**** Data supplied

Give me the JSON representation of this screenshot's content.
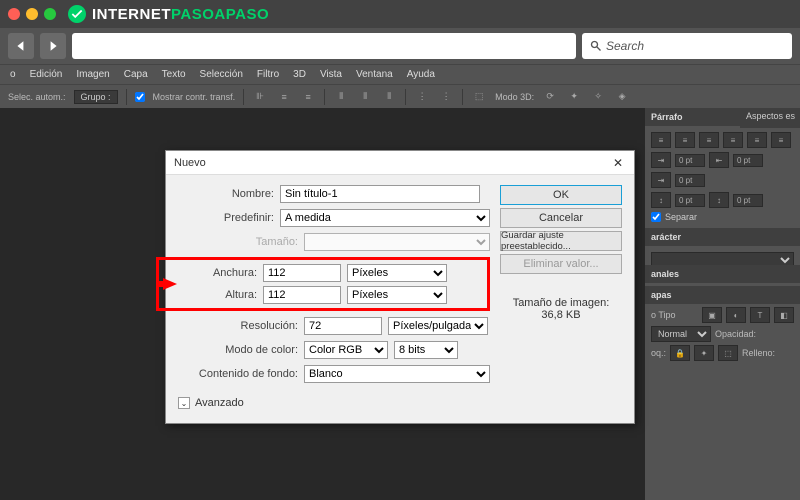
{
  "brand": {
    "part1": "INTERNET",
    "part2": "PASOAPASO"
  },
  "search": {
    "placeholder": "Search"
  },
  "menu": [
    "o",
    "Edición",
    "Imagen",
    "Capa",
    "Texto",
    "Selección",
    "Filtro",
    "3D",
    "Vista",
    "Ventana",
    "Ayuda"
  ],
  "toolbar": {
    "selec": "Selec. autom.:",
    "grupo": "Grupo :",
    "mostrar": "Mostrar contr. transf.",
    "modo3d": "Modo 3D:"
  },
  "aspects": "Aspectos es",
  "panel": {
    "parrafo": "Párrafo",
    "pt": "0 pt",
    "separar": "Separar",
    "caracter": "arácter",
    "normal": "Normal",
    "tipo": "o Tipo",
    "opacidad": "Opacidad:",
    "relleno": "Relleno:",
    "oq": "oq.:",
    "anales": "anales",
    "apas": "apas"
  },
  "dialog": {
    "title": "Nuevo",
    "labels": {
      "nombre": "Nombre:",
      "predefinir": "Predefinir:",
      "tamano": "Tamaño:",
      "anchura": "Anchura:",
      "altura": "Altura:",
      "resolucion": "Resolución:",
      "modocolor": "Modo de color:",
      "contenidofondo": "Contenido de fondo:",
      "avanzado": "Avanzado"
    },
    "values": {
      "nombre": "Sin título-1",
      "predefinir": "A medida",
      "anchura": "112",
      "altura": "112",
      "resolucion": "72",
      "unitPx": "Píxeles",
      "unitPpi": "Píxeles/pulgada",
      "colormode": "Color RGB",
      "bits": "8 bits",
      "fondo": "Blanco"
    },
    "buttons": {
      "ok": "OK",
      "cancelar": "Cancelar",
      "guardar": "Guardar ajuste preestablecido...",
      "eliminar": "Eliminar valor..."
    },
    "sizeLabel": "Tamaño de imagen:",
    "sizeValue": "36,8 KB"
  }
}
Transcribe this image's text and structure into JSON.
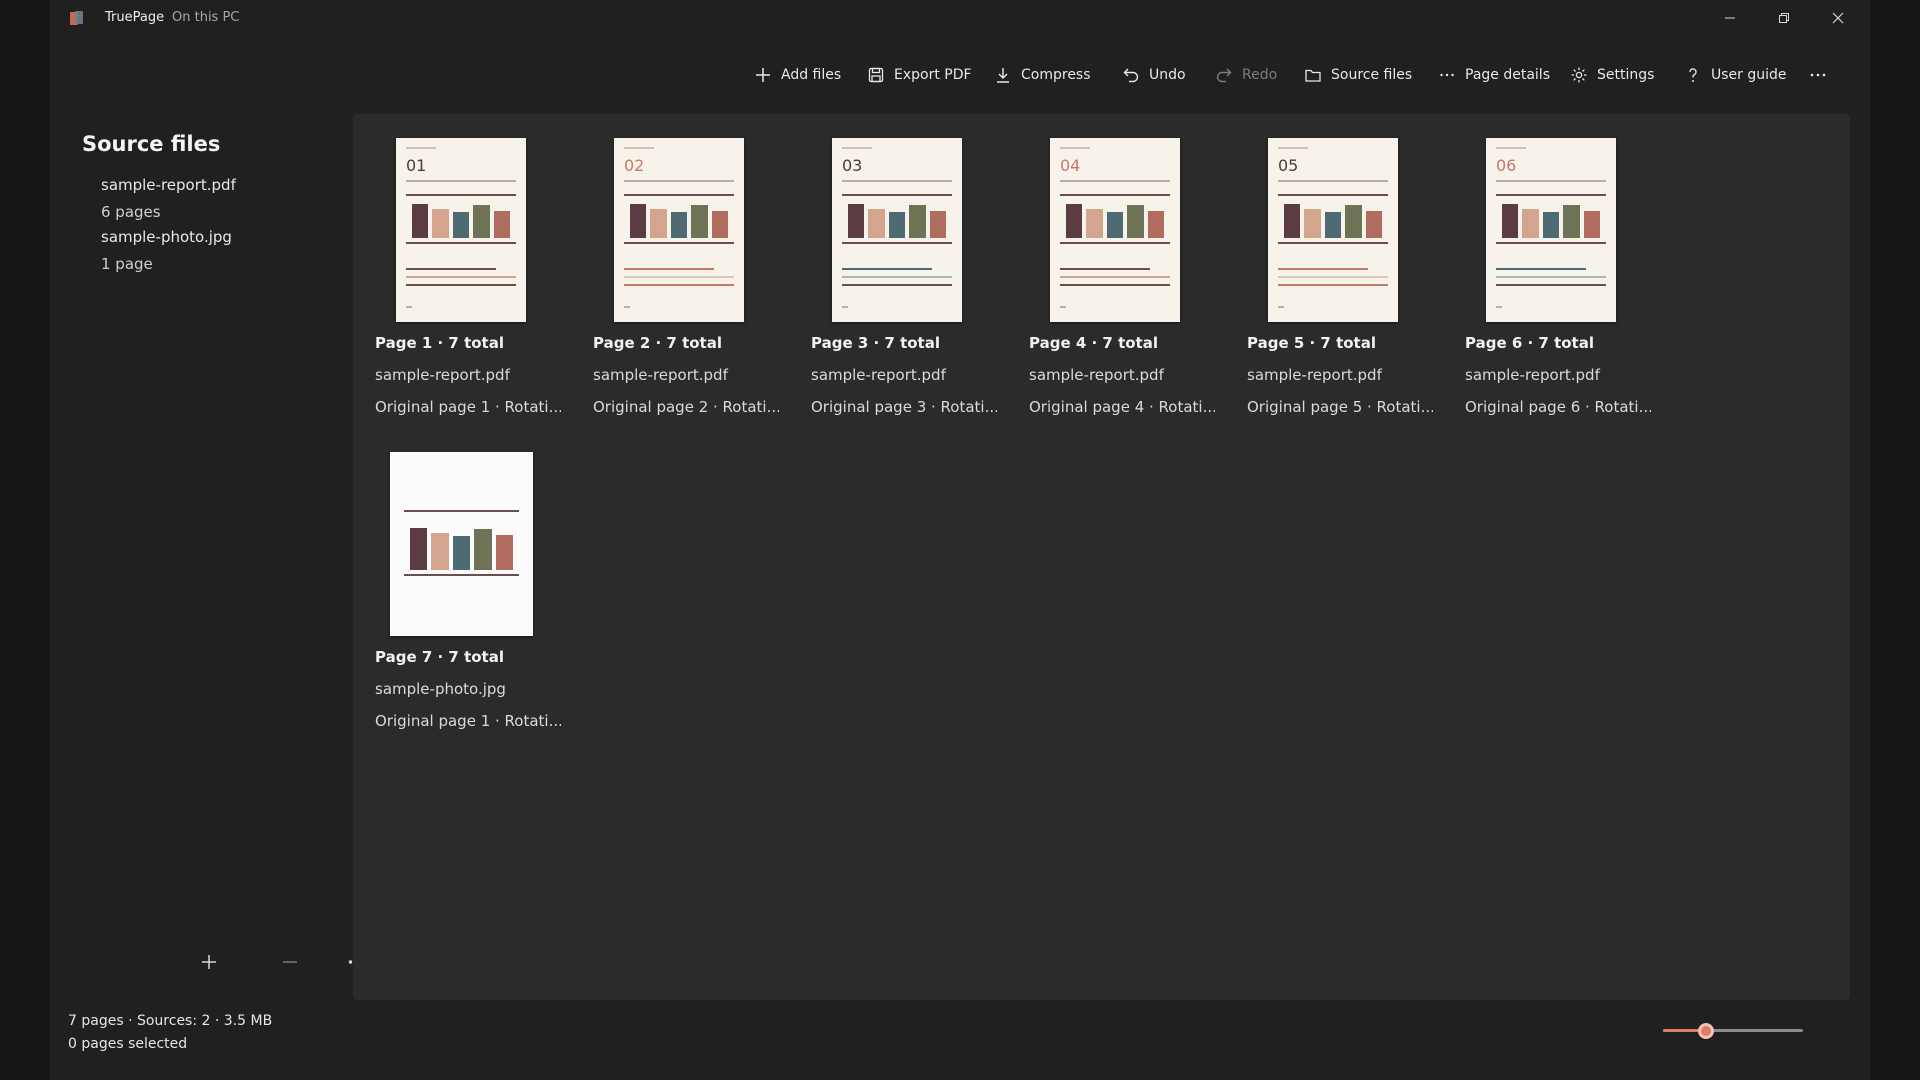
{
  "window": {
    "title": "TruePage",
    "subtitle": "On this PC",
    "minimize_icon": "minimize-icon",
    "maximize_icon": "restore-icon",
    "close_icon": "close-icon"
  },
  "toolbar": {
    "add_files": "Add files",
    "export_pdf": "Export PDF",
    "compress": "Compress",
    "undo": "Undo",
    "redo": "Redo",
    "source_files": "Source files",
    "page_details": "Page details",
    "settings": "Settings",
    "user_guide": "User guide",
    "more_icon": "more-icon"
  },
  "sidebar": {
    "title": "Source files",
    "files": [
      {
        "name": "sample-report.pdf",
        "meta": "6 pages"
      },
      {
        "name": "sample-photo.jpg",
        "meta": "1 page"
      }
    ],
    "actions": [
      "add-icon",
      "remove-icon",
      "more-icon"
    ]
  },
  "pages": [
    {
      "number": "01",
      "title": "Page 1 · 7 total",
      "file": "sample-report.pdf",
      "original": "Original page 1 · Rotati..."
    },
    {
      "number": "02",
      "title": "Page 2 · 7 total",
      "file": "sample-report.pdf",
      "original": "Original page 2 · Rotati..."
    },
    {
      "number": "03",
      "title": "Page 3 · 7 total",
      "file": "sample-report.pdf",
      "original": "Original page 3 · Rotati..."
    },
    {
      "number": "04",
      "title": "Page 4 · 7 total",
      "file": "sample-report.pdf",
      "original": "Original page 4 · Rotati..."
    },
    {
      "number": "05",
      "title": "Page 5 · 7 total",
      "file": "sample-report.pdf",
      "original": "Original page 5 · Rotati..."
    },
    {
      "number": "06",
      "title": "Page 6 · 7 total",
      "file": "sample-report.pdf",
      "original": "Original page 6 · Rotati..."
    },
    {
      "number": "",
      "title": "Page 7 · 7 total",
      "file": "sample-photo.jpg",
      "original": "Original page 1 · Rotati..."
    }
  ],
  "status": {
    "summary": "7 pages · Sources: 2 · 3.5 MB",
    "selection": "0 pages selected"
  },
  "zoom": {
    "level": 0.31
  },
  "colors": {
    "accent": "#e07b66",
    "bars": [
      "#5a3c42",
      "#d3a58e",
      "#4e6a72",
      "#6f7355",
      "#b06c5f"
    ]
  }
}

********

Exercise instructions: Images do not belong in the copy; reproduce all other parts of the records above verbatim.

Complete answer:
Give me the JSON representation of this screenshot's content.
{
  "brand": {
    "part1": "INTERNET",
    "part2": "PASOAPASO"
  },
  "search": {
    "placeholder": "Search"
  },
  "menu": [
    "o",
    "Edición",
    "Imagen",
    "Capa",
    "Texto",
    "Selección",
    "Filtro",
    "3D",
    "Vista",
    "Ventana",
    "Ayuda"
  ],
  "toolbar": {
    "selec": "Selec. autom.:",
    "grupo": "Grupo :",
    "mostrar": "Mostrar contr. transf.",
    "modo3d": "Modo 3D:"
  },
  "aspects": "Aspectos es",
  "panel": {
    "parrafo": "Párrafo",
    "pt": "0 pt",
    "separar": "Separar",
    "caracter": "arácter",
    "normal": "Normal",
    "tipo": "o Tipo",
    "opacidad": "Opacidad:",
    "relleno": "Relleno:",
    "oq": "oq.:",
    "anales": "anales",
    "apas": "apas"
  },
  "dialog": {
    "title": "Nuevo",
    "labels": {
      "nombre": "Nombre:",
      "predefinir": "Predefinir:",
      "tamano": "Tamaño:",
      "anchura": "Anchura:",
      "altura": "Altura:",
      "resolucion": "Resolución:",
      "modocolor": "Modo de color:",
      "contenidofondo": "Contenido de fondo:",
      "avanzado": "Avanzado"
    },
    "values": {
      "nombre": "Sin título-1",
      "predefinir": "A medida",
      "anchura": "112",
      "altura": "112",
      "resolucion": "72",
      "unitPx": "Píxeles",
      "unitPpi": "Píxeles/pulgada",
      "colormode": "Color RGB",
      "bits": "8 bits",
      "fondo": "Blanco"
    },
    "buttons": {
      "ok": "OK",
      "cancelar": "Cancelar",
      "guardar": "Guardar ajuste preestablecido...",
      "eliminar": "Eliminar valor..."
    },
    "sizeLabel": "Tamaño de imagen:",
    "sizeValue": "36,8 KB"
  }
}
Transcribe this image's text and structure into JSON.
{
  "window": {
    "title": "TruePage",
    "subtitle": "On this PC",
    "minimize_icon": "minimize-icon",
    "maximize_icon": "restore-icon",
    "close_icon": "close-icon"
  },
  "toolbar": {
    "add_files": "Add files",
    "export_pdf": "Export PDF",
    "compress": "Compress",
    "undo": "Undo",
    "redo": "Redo",
    "source_files": "Source files",
    "page_details": "Page details",
    "settings": "Settings",
    "user_guide": "User guide",
    "more_icon": "more-icon"
  },
  "sidebar": {
    "title": "Source files",
    "files": [
      {
        "name": "sample-report.pdf",
        "meta": "6 pages"
      },
      {
        "name": "sample-photo.jpg",
        "meta": "1 page"
      }
    ],
    "actions": [
      "add-icon",
      "remove-icon",
      "more-icon"
    ]
  },
  "pages": [
    {
      "number": "01",
      "title": "Page 1 · 7 total",
      "file": "sample-report.pdf",
      "original": "Original page 1 · Rotati..."
    },
    {
      "number": "02",
      "title": "Page 2 · 7 total",
      "file": "sample-report.pdf",
      "original": "Original page 2 · Rotati..."
    },
    {
      "number": "03",
      "title": "Page 3 · 7 total",
      "file": "sample-report.pdf",
      "original": "Original page 3 · Rotati..."
    },
    {
      "number": "04",
      "title": "Page 4 · 7 total",
      "file": "sample-report.pdf",
      "original": "Original page 4 · Rotati..."
    },
    {
      "number": "05",
      "title": "Page 5 · 7 total",
      "file": "sample-report.pdf",
      "original": "Original page 5 · Rotati..."
    },
    {
      "number": "06",
      "title": "Page 6 · 7 total",
      "file": "sample-report.pdf",
      "original": "Original page 6 · Rotati..."
    },
    {
      "number": "",
      "title": "Page 7 · 7 total",
      "file": "sample-photo.jpg",
      "original": "Original page 1 · Rotati..."
    }
  ],
  "status": {
    "summary": "7 pages · Sources: 2 · 3.5 MB",
    "selection": "0 pages selected"
  },
  "zoom": {
    "level": 0.31
  },
  "colors": {
    "accent": "#e07b66",
    "bars": [
      "#5a3c42",
      "#d3a58e",
      "#4e6a72",
      "#6f7355",
      "#b06c5f"
    ]
  }
}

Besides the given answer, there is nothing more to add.